Task =
Find the string "ELECTROLITIC" in the data, then copy every line where it is found.

Data for this task =
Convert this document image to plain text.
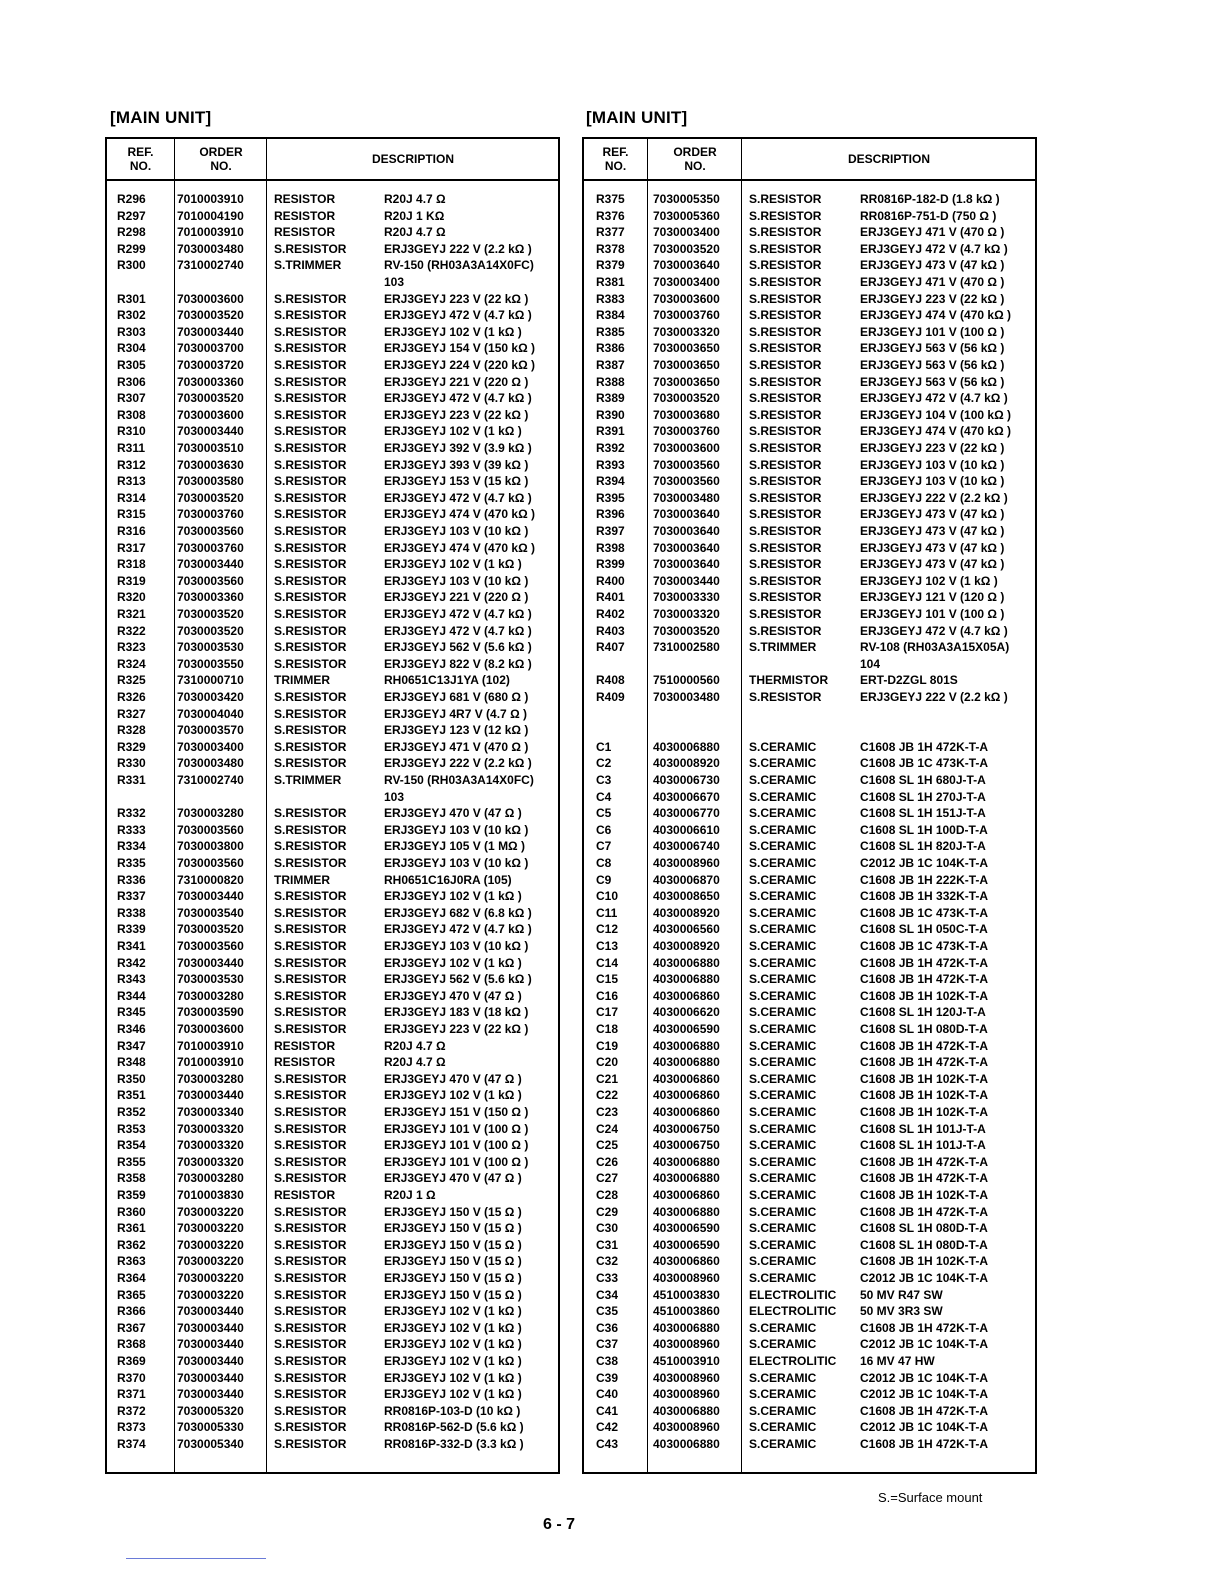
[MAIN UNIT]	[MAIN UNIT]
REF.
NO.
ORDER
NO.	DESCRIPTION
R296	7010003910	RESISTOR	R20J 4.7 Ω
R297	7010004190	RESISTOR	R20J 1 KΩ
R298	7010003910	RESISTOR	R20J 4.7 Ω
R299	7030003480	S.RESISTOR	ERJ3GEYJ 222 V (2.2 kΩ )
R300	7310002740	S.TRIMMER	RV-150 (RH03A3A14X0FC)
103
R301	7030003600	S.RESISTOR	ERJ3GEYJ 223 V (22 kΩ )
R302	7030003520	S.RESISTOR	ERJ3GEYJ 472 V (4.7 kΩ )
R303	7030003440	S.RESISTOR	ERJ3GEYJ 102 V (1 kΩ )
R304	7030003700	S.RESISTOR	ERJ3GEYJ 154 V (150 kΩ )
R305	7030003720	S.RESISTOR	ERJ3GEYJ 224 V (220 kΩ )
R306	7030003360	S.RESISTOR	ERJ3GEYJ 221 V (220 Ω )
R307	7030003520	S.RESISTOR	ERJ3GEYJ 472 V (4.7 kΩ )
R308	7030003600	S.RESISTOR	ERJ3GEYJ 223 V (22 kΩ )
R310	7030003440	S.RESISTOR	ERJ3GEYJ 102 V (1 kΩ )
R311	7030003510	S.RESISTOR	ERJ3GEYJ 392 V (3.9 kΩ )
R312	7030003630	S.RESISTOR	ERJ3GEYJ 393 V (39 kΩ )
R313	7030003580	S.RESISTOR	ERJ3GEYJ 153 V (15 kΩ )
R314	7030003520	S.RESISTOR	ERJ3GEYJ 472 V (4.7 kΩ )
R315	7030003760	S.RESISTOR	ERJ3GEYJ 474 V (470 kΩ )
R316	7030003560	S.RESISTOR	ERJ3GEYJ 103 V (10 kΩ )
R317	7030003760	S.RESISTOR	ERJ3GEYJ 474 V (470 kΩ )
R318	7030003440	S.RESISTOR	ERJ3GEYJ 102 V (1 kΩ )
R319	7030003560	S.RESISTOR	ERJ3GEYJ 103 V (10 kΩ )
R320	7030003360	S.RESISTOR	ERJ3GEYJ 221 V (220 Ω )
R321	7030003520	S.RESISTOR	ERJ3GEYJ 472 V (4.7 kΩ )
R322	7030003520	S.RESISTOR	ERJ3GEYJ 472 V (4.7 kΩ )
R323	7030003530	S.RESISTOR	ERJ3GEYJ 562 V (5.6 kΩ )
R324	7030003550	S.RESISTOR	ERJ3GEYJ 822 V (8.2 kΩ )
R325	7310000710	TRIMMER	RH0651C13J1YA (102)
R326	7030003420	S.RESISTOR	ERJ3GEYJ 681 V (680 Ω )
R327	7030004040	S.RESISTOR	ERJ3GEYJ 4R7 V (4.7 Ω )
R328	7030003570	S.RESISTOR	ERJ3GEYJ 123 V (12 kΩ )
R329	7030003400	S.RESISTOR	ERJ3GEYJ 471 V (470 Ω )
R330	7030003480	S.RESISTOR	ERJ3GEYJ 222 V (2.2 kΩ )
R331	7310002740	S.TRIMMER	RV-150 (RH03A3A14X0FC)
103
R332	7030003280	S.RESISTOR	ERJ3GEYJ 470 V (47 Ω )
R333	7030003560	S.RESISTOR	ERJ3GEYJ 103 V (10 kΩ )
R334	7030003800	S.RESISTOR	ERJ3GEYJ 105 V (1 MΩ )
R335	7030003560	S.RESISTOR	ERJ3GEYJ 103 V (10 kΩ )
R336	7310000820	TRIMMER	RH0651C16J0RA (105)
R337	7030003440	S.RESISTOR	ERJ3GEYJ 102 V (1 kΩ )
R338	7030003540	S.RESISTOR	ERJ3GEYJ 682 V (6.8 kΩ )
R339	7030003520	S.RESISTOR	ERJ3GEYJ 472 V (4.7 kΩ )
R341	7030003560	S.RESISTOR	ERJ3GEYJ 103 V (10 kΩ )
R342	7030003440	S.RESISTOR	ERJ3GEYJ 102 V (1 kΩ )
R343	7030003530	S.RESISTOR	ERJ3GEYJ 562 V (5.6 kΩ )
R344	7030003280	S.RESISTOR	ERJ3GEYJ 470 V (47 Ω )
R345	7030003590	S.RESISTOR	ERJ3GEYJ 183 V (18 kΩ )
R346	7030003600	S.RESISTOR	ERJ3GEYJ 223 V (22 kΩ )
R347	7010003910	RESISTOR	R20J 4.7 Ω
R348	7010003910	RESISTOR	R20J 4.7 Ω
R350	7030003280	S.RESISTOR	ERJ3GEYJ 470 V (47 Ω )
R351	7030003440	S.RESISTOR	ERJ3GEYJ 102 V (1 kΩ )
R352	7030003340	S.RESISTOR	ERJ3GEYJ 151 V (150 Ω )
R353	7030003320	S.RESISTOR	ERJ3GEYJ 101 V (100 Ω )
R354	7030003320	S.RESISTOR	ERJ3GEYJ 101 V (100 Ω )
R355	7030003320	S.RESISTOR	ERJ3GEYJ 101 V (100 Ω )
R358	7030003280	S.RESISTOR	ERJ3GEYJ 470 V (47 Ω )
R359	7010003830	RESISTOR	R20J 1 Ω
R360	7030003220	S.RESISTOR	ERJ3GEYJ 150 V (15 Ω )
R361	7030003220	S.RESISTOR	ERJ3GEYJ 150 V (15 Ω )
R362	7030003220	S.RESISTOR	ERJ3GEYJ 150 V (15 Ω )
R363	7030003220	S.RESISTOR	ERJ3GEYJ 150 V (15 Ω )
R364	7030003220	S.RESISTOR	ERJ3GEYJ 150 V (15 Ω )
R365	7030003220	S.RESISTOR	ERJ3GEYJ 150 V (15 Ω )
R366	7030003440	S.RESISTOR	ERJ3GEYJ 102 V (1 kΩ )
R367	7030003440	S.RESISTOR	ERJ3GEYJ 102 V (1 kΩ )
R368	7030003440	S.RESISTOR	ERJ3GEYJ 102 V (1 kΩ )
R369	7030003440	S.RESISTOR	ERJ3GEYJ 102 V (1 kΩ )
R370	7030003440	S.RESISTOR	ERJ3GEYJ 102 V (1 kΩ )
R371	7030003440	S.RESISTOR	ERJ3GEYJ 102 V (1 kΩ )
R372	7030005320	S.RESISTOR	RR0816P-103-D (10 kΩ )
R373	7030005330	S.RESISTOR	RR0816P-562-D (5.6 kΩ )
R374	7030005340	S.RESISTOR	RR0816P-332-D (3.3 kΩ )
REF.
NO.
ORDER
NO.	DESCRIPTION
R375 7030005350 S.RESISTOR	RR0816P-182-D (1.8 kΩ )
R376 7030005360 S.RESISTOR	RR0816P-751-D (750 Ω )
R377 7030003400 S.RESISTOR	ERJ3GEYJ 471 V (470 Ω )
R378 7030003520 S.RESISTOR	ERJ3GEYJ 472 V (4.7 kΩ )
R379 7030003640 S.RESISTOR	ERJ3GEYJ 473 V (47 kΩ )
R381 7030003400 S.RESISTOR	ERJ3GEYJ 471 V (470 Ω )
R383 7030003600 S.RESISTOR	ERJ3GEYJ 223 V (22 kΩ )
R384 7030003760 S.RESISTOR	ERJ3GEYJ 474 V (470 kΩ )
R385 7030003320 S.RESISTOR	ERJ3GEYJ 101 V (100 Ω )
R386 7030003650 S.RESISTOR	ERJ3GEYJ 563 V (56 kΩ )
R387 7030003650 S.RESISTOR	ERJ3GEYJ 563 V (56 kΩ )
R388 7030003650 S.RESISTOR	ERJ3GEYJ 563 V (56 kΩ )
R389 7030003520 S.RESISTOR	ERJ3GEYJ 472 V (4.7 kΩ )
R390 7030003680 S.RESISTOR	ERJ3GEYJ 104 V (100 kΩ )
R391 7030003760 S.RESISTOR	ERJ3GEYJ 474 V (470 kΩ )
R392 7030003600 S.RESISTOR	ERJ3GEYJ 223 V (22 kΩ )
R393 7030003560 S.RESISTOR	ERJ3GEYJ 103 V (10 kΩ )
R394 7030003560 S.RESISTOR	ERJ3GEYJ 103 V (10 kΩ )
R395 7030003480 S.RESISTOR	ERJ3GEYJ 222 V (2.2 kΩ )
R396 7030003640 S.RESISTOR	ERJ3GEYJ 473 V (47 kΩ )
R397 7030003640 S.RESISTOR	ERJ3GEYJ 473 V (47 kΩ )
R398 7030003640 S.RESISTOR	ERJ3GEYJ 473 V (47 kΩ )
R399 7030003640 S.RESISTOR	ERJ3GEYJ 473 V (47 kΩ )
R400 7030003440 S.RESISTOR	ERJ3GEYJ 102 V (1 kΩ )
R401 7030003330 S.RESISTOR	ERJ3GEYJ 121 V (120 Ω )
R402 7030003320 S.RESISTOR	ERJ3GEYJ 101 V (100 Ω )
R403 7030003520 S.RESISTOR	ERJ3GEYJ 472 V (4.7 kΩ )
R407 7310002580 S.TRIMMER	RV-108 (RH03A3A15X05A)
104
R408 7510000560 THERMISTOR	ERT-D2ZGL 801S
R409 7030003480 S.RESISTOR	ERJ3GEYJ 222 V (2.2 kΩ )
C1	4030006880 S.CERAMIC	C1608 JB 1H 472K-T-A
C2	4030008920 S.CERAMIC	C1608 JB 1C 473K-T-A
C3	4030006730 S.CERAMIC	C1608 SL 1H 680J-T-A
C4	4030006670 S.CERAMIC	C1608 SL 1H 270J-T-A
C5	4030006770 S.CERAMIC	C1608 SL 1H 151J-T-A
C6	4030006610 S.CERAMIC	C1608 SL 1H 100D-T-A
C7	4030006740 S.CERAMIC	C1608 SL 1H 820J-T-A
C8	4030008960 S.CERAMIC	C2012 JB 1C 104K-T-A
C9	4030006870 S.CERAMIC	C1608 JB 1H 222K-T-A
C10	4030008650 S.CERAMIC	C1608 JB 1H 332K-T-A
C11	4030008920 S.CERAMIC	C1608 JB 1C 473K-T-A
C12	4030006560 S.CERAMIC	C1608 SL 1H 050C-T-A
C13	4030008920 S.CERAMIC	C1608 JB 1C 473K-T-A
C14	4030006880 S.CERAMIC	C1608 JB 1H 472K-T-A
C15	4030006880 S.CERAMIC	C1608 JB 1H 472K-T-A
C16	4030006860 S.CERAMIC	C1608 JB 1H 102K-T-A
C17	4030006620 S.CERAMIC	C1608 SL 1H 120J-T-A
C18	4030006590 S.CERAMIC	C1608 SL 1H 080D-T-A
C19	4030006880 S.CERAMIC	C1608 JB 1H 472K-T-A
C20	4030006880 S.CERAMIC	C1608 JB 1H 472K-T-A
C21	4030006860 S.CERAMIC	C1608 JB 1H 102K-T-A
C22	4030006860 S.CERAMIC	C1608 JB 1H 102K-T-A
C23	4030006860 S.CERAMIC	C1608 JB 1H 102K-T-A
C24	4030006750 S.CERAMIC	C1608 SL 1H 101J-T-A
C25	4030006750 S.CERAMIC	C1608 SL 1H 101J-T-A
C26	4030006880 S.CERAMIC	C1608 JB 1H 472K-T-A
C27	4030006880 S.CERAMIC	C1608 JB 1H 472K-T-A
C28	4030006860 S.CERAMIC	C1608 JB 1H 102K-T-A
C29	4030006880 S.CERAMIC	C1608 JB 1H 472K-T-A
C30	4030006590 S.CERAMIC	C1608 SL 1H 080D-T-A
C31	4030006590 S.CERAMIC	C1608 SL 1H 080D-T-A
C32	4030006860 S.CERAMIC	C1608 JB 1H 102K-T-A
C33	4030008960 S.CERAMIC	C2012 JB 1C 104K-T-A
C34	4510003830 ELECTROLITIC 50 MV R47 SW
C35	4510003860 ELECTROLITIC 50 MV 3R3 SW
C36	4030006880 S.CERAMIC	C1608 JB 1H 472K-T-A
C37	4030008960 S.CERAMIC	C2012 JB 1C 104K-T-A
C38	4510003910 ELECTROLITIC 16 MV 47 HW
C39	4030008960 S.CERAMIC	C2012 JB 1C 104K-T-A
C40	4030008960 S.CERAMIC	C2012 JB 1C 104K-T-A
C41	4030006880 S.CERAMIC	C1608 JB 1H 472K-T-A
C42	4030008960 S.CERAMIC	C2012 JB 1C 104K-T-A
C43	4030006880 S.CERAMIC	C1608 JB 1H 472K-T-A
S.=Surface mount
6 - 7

...

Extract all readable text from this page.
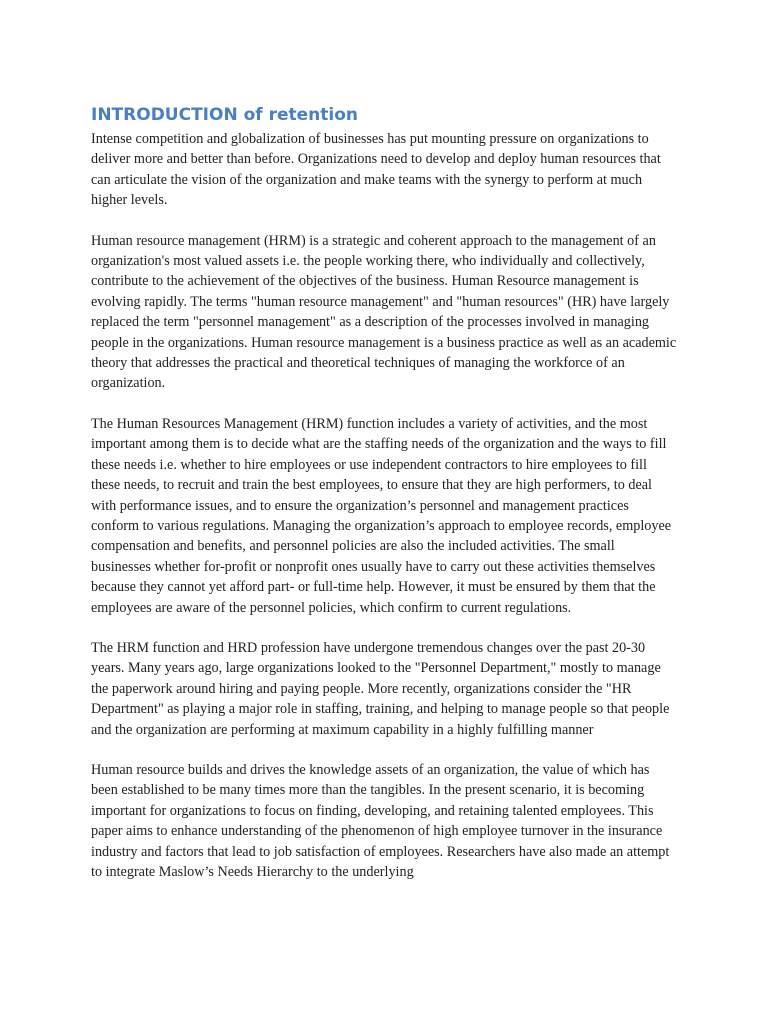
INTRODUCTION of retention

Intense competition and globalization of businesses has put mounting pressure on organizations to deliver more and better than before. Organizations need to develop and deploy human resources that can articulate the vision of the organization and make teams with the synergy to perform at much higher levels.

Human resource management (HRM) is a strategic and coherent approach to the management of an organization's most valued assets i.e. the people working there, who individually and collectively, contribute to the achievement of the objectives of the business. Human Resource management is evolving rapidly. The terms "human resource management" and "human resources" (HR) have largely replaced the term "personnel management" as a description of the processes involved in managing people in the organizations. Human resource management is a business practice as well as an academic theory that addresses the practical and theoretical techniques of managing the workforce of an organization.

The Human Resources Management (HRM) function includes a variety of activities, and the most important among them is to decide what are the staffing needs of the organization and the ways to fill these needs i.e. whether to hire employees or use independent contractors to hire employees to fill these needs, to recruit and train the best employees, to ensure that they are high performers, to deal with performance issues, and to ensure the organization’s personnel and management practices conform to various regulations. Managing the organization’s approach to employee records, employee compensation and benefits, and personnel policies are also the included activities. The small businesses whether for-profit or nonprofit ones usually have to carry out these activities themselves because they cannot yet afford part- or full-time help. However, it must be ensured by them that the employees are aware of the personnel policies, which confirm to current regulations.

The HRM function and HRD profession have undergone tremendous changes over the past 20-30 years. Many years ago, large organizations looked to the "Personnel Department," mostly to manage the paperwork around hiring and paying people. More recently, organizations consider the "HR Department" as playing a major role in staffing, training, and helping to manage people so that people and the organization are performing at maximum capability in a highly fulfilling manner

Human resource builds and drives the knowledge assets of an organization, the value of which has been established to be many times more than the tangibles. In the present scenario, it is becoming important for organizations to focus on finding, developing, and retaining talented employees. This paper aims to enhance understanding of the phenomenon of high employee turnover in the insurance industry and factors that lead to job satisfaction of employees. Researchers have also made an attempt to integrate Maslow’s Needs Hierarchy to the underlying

Solution to the exercise =
C34	4510003830 ELECTROLITIC 50 MV R47 SW
C35	4510003860 ELECTROLITIC 50 MV 3R3 SW
C38	4510003910 ELECTROLITIC 16 MV 47 HW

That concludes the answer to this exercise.